> [What is asked]: Give as a numbered list the lines of the entries starting at the line that contains "username-input[interactable] — [733, 263, 1197, 320]" and ending at the line that contains "scroll-down-arrow-icon[interactable] — [1903, 824, 1915, 832]", leaving out any blank lines.

Collection entries:
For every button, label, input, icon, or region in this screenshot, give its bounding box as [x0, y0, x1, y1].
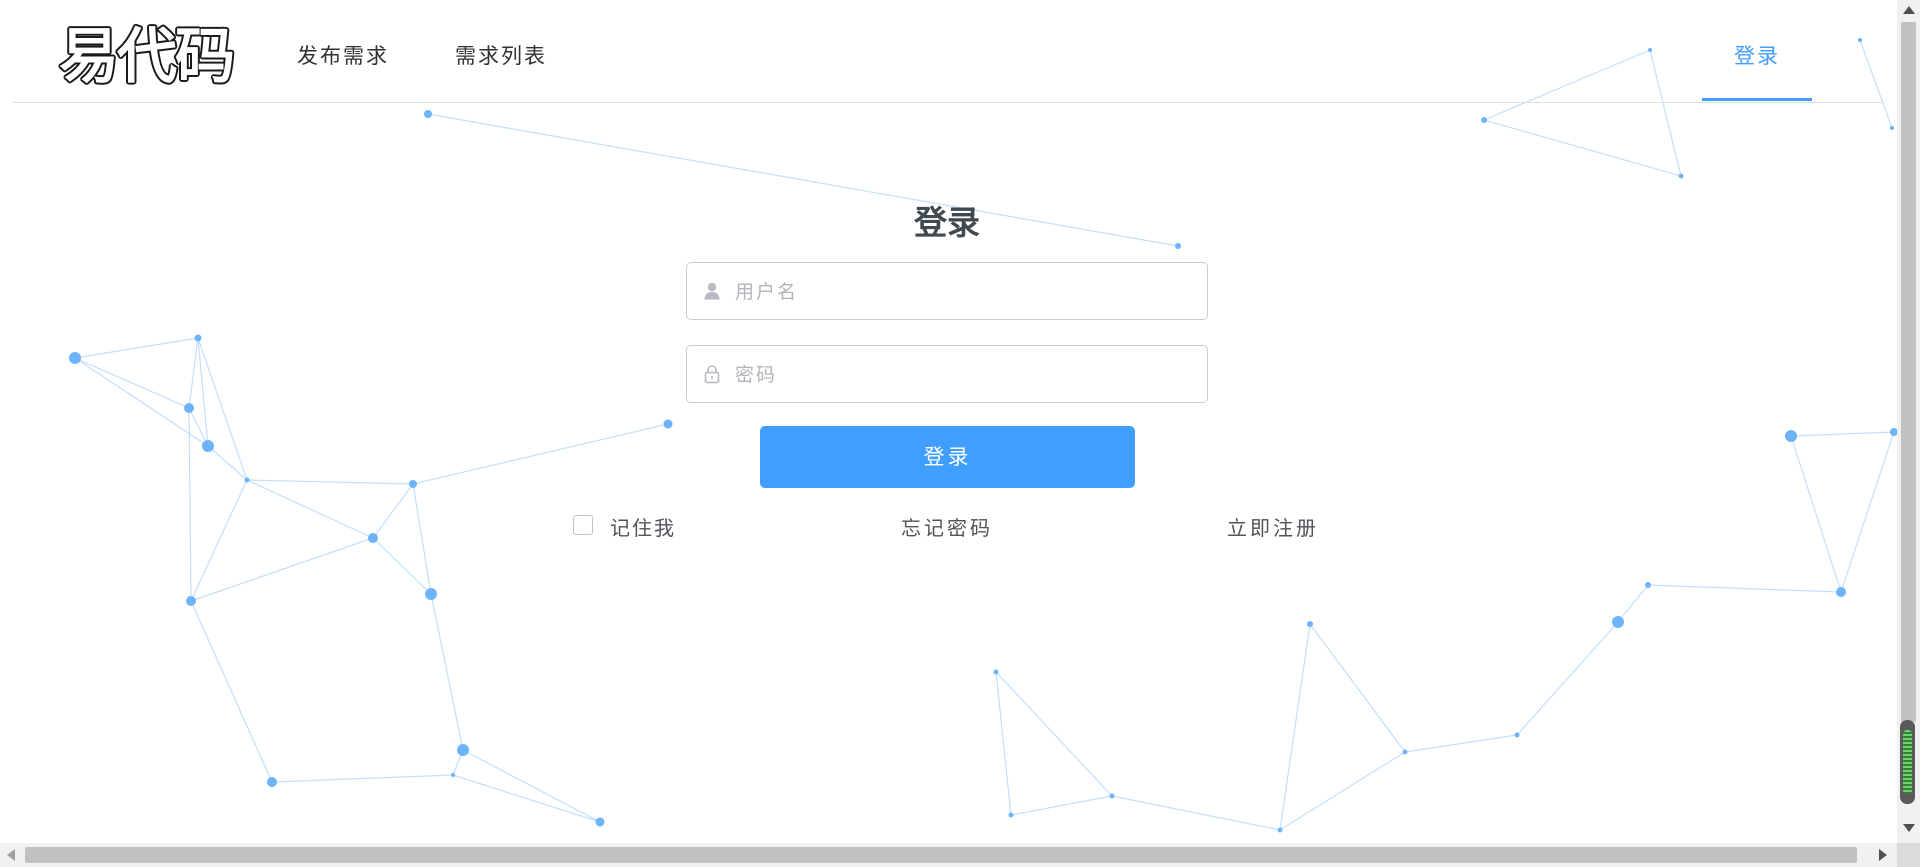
username-input[interactable] — [733, 263, 1197, 320]
lock-icon — [704, 365, 720, 384]
horizontal-scroll-thumb[interactable] — [25, 847, 1857, 863]
scroll-grip-icon[interactable] — [1900, 720, 1915, 804]
scroll-down-arrow-icon[interactable] — [1903, 824, 1915, 832]
remember-me-checkbox[interactable] — [573, 515, 593, 535]
logo-text: 易代码 — [59, 22, 233, 90]
particle-link — [1617, 584, 1649, 623]
particle-dot — [186, 596, 196, 606]
particle-dot — [1836, 587, 1846, 597]
particle-dot — [1514, 732, 1520, 738]
particle-link — [995, 671, 1113, 797]
login-title: 登录 — [914, 203, 980, 242]
particle-dot — [451, 773, 455, 777]
particle-link — [372, 483, 414, 539]
horizontal-scrollbar[interactable] — [0, 843, 1897, 867]
particle-dot — [425, 588, 437, 600]
particle-dot — [1785, 430, 1797, 442]
particle-link — [995, 671, 1012, 816]
particle-link — [246, 479, 414, 485]
particle-link — [452, 774, 601, 823]
particle-link — [188, 407, 192, 602]
particle-dot — [1678, 173, 1684, 179]
particle-link — [1483, 119, 1682, 177]
particle-dot — [663, 419, 673, 429]
particle-dot — [69, 352, 81, 364]
register-now-link[interactable]: 立即注册 — [1227, 512, 1319, 541]
particle-link — [1647, 584, 1842, 593]
vertical-scrollbar[interactable] — [1897, 0, 1920, 843]
particle-link — [1010, 795, 1113, 816]
particle-link — [462, 749, 601, 823]
particle-dot — [1645, 582, 1651, 588]
password-input[interactable] — [733, 346, 1197, 403]
nav-login-tab[interactable]: 登录 — [1702, 0, 1812, 101]
particle-dot — [1481, 117, 1487, 123]
scroll-up-arrow-icon[interactable] — [1903, 6, 1915, 14]
particle-link — [188, 337, 199, 409]
particle-dot — [267, 777, 277, 787]
particle-dot — [244, 477, 250, 483]
particle-link — [430, 593, 464, 751]
nav-publish-request[interactable]: 发布需求 — [297, 40, 389, 70]
particle-dot — [368, 533, 378, 543]
particle-link — [1279, 751, 1406, 831]
particle-dot — [194, 334, 202, 342]
particle-link — [246, 479, 374, 539]
username-field[interactable] — [686, 262, 1208, 320]
particle-link — [1790, 431, 1895, 437]
particle-dot — [1109, 793, 1115, 799]
particle-link — [1404, 734, 1518, 753]
particle-background — [69, 38, 1898, 833]
particle-link — [412, 483, 432, 595]
page: 易代码 发布需求 需求列表 登录 登录 登录 记住我 忘记密码 立即注册 — [0, 0, 1920, 867]
particle-dot — [409, 480, 417, 488]
particle-dot — [993, 669, 999, 675]
particle-link — [74, 357, 190, 409]
particle-link — [412, 423, 669, 485]
particle-dot — [1890, 126, 1894, 130]
nav-login-label: 登录 — [1734, 44, 1780, 68]
particle-link — [1516, 621, 1619, 736]
particle-link — [190, 600, 273, 783]
forgot-password-link[interactable]: 忘记密码 — [901, 512, 993, 541]
particle-dot — [1612, 616, 1624, 628]
user-icon — [704, 282, 720, 300]
particle-dot — [202, 440, 214, 452]
nav-request-list[interactable]: 需求列表 — [455, 40, 547, 70]
logo-image: 易代码 — [57, 20, 237, 94]
top-navbar: 易代码 发布需求 需求列表 登录 — [12, 0, 1882, 103]
scrollbar-corner — [1897, 843, 1920, 867]
particle-link — [271, 774, 454, 783]
particle-link — [190, 479, 248, 602]
particle-dot — [1307, 621, 1313, 627]
particle-link — [74, 357, 209, 447]
site-logo[interactable]: 易代码 — [44, 16, 249, 94]
particle-link — [190, 537, 374, 602]
remember-me-label[interactable]: 记住我 — [610, 512, 676, 541]
particle-link — [1309, 623, 1406, 753]
particle-link — [1279, 623, 1311, 831]
particle-link — [1840, 431, 1895, 593]
vertical-scroll-thumb[interactable] — [1901, 22, 1916, 722]
particle-dot — [457, 744, 469, 756]
particle-dot — [424, 110, 432, 118]
particle-dot — [1277, 827, 1283, 833]
particle-link — [1790, 435, 1842, 593]
particle-dot — [184, 403, 194, 413]
scroll-left-arrow-icon[interactable] — [7, 849, 15, 861]
particle-link — [1111, 795, 1281, 831]
password-field[interactable] — [686, 345, 1208, 403]
particle-link — [372, 537, 432, 595]
particle-dot — [595, 817, 605, 827]
login-submit-button[interactable]: 登录 — [760, 426, 1135, 488]
particle-link — [74, 337, 199, 359]
scroll-right-arrow-icon[interactable] — [1879, 849, 1887, 861]
particle-dot — [1008, 812, 1014, 818]
particle-dot — [1402, 749, 1408, 755]
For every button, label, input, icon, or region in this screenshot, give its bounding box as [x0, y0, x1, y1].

> [Solution to this exercise]:
1. username-input[interactable] — [733, 263, 1197, 320]
2. lock-icon — [704, 365, 720, 384]
3. horizontal-scroll-thumb[interactable] — [25, 847, 1857, 863]
4. scroll-grip-icon[interactable] — [1900, 720, 1915, 804]
5. scroll-down-arrow-icon[interactable] — [1903, 824, 1915, 832]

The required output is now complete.